- Rows from a dataset -
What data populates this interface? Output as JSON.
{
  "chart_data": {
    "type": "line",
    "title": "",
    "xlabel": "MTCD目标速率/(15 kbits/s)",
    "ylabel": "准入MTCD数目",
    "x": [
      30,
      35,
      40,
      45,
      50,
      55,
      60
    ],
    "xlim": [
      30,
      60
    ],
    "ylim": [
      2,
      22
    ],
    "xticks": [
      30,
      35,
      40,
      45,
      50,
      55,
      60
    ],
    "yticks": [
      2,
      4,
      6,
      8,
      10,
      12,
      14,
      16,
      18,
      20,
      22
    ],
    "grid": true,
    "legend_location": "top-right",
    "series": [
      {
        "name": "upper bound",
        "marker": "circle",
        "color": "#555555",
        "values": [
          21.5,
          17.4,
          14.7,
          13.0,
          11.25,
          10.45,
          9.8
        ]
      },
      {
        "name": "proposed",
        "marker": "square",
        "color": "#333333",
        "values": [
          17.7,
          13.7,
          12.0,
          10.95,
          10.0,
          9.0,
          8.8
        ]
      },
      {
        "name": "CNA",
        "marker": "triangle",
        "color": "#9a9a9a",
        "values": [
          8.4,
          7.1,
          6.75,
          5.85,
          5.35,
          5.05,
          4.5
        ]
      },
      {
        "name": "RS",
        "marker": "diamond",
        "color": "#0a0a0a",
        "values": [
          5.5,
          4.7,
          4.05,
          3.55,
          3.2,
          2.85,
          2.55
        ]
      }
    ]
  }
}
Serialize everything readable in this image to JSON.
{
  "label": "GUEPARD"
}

- Exercise task -
The lines to reproduce run from the line containing "Serialize everything readable" to the end of the listing; write them out exactly and add nothing.

- Finished answer -
Serialize everything readable in this image to JSON.
{
  "label": "GUEPARD"
}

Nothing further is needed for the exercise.